Exercise description: Copy out the data verbatim, starting with its first line and going on through the line with "- filled-point: [710, 165, 719, 175]", both lines included.

Extracted material:
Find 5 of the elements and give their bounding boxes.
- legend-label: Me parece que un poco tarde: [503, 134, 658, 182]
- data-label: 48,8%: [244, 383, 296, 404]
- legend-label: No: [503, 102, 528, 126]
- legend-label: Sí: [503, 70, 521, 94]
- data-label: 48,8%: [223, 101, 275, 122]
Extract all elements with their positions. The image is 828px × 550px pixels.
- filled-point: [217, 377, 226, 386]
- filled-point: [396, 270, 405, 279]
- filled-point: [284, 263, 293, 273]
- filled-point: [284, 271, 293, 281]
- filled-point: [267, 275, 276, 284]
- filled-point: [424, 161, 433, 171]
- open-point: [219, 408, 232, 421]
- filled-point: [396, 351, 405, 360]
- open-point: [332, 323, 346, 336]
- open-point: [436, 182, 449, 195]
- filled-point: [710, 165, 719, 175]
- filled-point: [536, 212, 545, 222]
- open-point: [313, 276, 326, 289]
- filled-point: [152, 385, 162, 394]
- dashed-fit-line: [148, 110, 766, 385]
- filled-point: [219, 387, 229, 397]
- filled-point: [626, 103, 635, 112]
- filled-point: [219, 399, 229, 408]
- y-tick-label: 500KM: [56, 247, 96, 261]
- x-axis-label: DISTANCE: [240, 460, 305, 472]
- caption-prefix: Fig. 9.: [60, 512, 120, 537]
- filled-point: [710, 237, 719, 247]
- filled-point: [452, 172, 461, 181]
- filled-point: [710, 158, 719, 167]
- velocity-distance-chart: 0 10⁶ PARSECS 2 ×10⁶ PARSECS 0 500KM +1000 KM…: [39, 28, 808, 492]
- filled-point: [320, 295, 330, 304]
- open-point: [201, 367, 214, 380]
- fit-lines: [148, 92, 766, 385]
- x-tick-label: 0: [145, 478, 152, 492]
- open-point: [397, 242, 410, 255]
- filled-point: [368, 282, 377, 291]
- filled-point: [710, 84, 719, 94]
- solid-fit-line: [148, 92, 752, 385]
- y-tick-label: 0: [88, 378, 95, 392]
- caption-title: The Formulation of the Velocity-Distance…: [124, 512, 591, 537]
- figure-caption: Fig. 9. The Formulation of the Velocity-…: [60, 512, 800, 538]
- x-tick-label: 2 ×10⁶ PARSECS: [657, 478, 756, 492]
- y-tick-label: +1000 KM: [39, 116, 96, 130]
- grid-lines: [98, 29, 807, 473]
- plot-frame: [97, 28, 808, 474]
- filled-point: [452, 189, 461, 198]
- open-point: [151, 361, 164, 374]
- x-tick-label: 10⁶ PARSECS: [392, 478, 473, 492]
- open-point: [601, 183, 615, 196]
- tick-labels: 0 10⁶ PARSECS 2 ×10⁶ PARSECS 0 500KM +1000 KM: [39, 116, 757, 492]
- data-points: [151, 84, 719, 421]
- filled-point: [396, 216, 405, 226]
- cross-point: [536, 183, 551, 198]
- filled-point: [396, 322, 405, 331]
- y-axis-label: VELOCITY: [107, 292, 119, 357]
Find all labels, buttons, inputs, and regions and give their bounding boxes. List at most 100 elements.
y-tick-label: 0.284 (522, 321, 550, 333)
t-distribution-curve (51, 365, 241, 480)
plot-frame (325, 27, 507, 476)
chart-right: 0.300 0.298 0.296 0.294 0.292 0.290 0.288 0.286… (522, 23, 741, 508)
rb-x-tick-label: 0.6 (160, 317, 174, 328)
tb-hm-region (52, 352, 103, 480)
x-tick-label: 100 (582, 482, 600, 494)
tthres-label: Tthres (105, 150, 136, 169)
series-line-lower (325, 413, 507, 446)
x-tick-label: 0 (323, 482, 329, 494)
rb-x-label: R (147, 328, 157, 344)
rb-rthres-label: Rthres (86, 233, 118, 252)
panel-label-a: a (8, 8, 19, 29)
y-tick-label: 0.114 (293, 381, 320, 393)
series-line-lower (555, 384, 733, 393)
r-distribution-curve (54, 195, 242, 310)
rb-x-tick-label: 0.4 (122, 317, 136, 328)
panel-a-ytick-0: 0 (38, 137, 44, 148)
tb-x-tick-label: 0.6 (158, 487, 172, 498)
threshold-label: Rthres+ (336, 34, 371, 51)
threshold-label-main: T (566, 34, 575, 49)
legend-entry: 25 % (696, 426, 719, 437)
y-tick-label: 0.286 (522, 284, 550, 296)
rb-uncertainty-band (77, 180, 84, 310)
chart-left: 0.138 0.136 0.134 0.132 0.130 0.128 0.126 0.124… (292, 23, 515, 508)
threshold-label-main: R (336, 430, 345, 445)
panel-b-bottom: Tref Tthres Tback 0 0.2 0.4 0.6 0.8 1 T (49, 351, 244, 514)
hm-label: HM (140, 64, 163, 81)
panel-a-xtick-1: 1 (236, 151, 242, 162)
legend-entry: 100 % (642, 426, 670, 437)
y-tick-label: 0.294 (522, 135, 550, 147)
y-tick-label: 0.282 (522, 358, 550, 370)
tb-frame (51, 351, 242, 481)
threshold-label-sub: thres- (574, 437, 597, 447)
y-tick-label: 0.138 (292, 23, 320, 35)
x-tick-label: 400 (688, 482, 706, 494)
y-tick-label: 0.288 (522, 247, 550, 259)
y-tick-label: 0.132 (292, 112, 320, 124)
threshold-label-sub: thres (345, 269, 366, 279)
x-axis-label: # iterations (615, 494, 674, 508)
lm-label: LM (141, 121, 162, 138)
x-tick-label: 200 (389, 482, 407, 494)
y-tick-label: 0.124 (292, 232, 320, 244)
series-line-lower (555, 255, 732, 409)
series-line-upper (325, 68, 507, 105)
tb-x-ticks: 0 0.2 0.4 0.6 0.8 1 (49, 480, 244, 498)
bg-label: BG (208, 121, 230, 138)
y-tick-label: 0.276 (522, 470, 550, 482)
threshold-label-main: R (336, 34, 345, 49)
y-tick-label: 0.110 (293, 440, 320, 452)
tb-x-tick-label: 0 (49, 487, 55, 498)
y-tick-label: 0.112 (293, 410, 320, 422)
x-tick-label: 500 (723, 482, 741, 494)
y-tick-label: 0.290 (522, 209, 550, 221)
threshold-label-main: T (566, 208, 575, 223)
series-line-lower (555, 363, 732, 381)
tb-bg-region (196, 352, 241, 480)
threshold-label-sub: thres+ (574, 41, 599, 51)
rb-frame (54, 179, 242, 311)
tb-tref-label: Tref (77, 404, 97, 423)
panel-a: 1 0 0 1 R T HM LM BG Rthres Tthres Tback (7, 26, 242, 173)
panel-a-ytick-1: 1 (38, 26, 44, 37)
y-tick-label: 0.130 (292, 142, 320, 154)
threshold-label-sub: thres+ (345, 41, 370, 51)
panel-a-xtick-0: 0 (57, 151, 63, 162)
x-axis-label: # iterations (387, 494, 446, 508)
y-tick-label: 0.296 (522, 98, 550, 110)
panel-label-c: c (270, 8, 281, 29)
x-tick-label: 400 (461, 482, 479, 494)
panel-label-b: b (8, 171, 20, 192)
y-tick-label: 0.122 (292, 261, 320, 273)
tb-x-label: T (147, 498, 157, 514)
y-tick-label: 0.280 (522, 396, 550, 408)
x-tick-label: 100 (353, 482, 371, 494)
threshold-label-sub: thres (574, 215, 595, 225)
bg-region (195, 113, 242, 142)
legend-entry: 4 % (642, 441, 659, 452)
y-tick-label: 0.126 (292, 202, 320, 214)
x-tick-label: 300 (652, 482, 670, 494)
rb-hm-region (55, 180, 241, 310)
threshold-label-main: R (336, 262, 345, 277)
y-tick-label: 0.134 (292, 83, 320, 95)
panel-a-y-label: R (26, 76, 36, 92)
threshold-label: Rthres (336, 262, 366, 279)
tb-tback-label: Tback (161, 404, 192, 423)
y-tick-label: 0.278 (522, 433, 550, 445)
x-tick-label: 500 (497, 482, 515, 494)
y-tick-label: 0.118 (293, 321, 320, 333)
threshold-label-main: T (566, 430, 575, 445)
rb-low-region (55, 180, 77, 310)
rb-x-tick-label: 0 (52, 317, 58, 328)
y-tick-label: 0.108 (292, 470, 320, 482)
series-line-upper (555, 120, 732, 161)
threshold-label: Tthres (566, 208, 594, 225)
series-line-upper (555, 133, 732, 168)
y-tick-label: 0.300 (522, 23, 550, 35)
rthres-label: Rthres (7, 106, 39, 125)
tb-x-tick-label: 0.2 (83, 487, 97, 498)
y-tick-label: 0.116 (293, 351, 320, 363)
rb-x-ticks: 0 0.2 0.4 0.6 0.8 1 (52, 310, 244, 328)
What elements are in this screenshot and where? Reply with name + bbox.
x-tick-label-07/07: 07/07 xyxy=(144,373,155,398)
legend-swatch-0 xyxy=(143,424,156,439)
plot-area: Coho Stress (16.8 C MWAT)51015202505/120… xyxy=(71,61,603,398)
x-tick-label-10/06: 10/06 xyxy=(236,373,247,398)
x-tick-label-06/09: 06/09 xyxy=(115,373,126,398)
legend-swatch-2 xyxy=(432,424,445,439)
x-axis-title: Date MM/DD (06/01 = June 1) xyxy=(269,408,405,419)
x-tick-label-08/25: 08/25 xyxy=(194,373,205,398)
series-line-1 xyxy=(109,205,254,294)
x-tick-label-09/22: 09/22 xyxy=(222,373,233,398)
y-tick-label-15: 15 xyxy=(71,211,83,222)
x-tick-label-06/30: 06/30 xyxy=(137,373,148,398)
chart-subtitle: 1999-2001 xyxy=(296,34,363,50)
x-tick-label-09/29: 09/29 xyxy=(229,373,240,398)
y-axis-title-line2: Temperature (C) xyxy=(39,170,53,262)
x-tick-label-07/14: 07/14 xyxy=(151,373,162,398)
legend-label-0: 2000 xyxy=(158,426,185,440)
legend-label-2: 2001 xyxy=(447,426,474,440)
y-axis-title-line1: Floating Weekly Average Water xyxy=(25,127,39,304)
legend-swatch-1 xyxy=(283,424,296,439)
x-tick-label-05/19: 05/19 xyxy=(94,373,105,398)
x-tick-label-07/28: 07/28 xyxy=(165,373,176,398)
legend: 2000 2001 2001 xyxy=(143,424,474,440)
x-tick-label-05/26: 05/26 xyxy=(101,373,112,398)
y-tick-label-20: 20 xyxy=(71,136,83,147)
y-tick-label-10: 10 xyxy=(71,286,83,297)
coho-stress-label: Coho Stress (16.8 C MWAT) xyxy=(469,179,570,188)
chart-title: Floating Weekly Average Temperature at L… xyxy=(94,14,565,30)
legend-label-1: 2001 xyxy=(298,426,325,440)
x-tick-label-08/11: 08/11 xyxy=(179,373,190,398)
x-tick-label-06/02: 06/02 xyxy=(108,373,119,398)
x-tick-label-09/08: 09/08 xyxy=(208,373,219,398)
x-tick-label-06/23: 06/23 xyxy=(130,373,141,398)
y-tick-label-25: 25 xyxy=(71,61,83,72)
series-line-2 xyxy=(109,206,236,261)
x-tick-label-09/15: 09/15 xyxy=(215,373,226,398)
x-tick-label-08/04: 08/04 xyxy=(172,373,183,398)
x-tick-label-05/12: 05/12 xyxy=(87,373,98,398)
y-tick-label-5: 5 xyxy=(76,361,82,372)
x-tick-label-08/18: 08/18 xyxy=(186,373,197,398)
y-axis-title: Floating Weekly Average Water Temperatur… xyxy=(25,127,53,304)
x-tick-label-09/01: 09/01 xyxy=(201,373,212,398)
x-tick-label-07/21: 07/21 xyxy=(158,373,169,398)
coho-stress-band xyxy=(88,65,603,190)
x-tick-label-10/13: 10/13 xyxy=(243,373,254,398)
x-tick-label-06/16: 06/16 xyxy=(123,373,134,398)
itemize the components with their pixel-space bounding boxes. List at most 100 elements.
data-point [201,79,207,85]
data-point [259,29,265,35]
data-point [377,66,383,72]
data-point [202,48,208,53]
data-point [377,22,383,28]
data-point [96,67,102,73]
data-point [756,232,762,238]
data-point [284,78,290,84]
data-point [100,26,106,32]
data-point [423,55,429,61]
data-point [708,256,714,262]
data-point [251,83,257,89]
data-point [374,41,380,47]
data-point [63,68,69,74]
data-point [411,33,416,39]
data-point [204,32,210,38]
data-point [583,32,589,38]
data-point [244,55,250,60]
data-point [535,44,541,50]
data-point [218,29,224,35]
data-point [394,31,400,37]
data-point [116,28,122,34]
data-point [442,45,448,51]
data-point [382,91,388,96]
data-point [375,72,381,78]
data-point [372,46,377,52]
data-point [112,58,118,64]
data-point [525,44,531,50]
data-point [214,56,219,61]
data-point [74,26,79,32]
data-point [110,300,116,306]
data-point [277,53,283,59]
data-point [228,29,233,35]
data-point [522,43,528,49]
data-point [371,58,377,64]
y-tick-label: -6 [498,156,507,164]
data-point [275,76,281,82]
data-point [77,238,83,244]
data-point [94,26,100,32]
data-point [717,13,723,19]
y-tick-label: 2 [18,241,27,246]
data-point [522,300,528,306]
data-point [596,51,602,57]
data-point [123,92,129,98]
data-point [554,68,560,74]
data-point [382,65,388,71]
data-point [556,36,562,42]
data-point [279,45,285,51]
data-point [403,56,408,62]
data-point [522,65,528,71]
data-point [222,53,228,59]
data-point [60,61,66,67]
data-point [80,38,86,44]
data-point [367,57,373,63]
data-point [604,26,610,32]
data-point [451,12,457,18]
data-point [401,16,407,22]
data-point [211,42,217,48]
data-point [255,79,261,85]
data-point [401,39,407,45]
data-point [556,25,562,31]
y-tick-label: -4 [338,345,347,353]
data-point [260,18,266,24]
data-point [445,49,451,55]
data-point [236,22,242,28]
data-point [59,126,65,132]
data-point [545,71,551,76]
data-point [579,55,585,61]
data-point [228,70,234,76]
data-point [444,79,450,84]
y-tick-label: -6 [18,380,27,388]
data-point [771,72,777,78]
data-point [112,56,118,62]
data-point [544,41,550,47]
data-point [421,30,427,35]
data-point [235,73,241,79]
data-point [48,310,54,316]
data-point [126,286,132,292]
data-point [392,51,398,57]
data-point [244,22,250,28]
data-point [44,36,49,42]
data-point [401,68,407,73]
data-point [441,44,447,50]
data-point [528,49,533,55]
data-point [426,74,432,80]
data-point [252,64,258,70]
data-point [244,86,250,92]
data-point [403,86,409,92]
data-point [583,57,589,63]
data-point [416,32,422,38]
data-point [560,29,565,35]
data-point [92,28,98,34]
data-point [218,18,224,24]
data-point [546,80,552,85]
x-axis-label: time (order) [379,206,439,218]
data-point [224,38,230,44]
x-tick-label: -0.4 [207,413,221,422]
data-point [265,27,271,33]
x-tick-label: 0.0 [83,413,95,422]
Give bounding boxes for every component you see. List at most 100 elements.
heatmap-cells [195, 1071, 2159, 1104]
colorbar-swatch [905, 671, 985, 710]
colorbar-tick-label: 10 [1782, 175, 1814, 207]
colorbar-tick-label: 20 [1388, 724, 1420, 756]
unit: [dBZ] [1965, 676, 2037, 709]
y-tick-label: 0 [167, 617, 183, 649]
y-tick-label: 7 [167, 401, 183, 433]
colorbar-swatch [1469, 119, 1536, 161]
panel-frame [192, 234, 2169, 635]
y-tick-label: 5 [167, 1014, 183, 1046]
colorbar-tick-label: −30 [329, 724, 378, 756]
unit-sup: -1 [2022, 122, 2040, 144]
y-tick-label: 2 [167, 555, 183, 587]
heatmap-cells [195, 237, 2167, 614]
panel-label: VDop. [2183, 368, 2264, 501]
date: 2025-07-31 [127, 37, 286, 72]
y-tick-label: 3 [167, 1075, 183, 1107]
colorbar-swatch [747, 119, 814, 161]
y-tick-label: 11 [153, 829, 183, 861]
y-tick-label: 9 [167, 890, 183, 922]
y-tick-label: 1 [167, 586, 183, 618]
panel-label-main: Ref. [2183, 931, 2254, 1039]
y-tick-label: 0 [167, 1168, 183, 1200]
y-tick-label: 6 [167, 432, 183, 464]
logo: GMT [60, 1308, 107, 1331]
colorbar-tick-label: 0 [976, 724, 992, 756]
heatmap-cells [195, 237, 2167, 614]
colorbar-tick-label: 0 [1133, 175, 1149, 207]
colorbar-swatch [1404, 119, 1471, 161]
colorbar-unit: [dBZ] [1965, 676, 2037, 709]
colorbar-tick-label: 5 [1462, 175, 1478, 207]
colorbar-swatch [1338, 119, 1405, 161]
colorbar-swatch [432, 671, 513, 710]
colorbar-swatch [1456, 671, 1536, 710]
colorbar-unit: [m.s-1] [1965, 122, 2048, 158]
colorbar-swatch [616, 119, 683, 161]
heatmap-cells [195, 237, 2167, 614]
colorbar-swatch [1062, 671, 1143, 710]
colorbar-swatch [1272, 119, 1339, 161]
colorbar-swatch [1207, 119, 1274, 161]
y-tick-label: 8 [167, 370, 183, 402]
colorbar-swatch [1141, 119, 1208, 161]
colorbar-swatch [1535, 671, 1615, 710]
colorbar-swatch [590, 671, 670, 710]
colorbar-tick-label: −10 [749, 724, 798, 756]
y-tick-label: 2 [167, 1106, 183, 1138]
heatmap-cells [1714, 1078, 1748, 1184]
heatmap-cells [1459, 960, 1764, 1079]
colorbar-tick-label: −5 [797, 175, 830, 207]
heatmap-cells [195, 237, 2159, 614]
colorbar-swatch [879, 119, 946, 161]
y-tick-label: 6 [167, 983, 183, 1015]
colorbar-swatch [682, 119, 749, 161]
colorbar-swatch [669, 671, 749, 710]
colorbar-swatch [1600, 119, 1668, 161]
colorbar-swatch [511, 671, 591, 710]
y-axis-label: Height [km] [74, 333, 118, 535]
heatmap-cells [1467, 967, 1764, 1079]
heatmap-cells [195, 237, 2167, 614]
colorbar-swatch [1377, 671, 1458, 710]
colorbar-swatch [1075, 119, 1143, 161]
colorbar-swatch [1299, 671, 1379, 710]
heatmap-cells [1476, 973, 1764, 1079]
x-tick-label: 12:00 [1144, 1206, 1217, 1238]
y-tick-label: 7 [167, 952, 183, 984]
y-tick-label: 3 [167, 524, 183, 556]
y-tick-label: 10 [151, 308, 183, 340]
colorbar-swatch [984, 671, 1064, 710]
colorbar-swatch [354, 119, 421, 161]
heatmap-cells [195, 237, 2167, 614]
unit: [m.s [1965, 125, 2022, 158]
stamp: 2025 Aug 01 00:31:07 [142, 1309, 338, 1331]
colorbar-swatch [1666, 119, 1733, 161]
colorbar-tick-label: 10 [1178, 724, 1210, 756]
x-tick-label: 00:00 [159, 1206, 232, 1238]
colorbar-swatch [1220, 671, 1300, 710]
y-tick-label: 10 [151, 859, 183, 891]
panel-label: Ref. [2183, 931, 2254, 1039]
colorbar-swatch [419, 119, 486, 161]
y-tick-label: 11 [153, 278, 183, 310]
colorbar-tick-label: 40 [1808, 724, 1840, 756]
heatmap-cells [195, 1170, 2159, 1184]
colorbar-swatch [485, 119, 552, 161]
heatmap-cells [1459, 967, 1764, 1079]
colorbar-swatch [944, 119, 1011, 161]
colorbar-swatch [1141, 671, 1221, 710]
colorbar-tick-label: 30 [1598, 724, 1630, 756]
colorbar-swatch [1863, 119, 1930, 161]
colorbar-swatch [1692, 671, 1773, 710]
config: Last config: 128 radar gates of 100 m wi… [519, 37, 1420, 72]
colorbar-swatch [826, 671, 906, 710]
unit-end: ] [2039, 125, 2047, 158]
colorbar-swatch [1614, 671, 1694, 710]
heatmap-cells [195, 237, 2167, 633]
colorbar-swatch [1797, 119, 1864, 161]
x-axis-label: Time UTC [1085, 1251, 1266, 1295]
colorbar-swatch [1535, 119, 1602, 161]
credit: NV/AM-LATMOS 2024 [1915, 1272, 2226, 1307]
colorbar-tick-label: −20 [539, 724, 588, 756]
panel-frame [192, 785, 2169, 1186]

Full solution:
Find 5 of the elements and give their bounding boxes.
- legend-label: Me parece que un poco tarde: [503, 134, 658, 182]
- data-label: 48,8%: [244, 383, 296, 404]
- legend-label: No: [503, 102, 528, 126]
- legend-label: Sí: [503, 70, 521, 94]
- data-label: 48,8%: [223, 101, 275, 122]
Extract all elements with their positions. The image is 828px × 550px pixels.
- filled-point: [217, 377, 226, 386]
- filled-point: [396, 270, 405, 279]
- filled-point: [284, 263, 293, 273]
- filled-point: [284, 271, 293, 281]
- filled-point: [267, 275, 276, 284]
- filled-point: [424, 161, 433, 171]
- open-point: [219, 408, 232, 421]
- filled-point: [396, 351, 405, 360]
- open-point: [332, 323, 346, 336]
- open-point: [436, 182, 449, 195]
- filled-point: [710, 165, 719, 175]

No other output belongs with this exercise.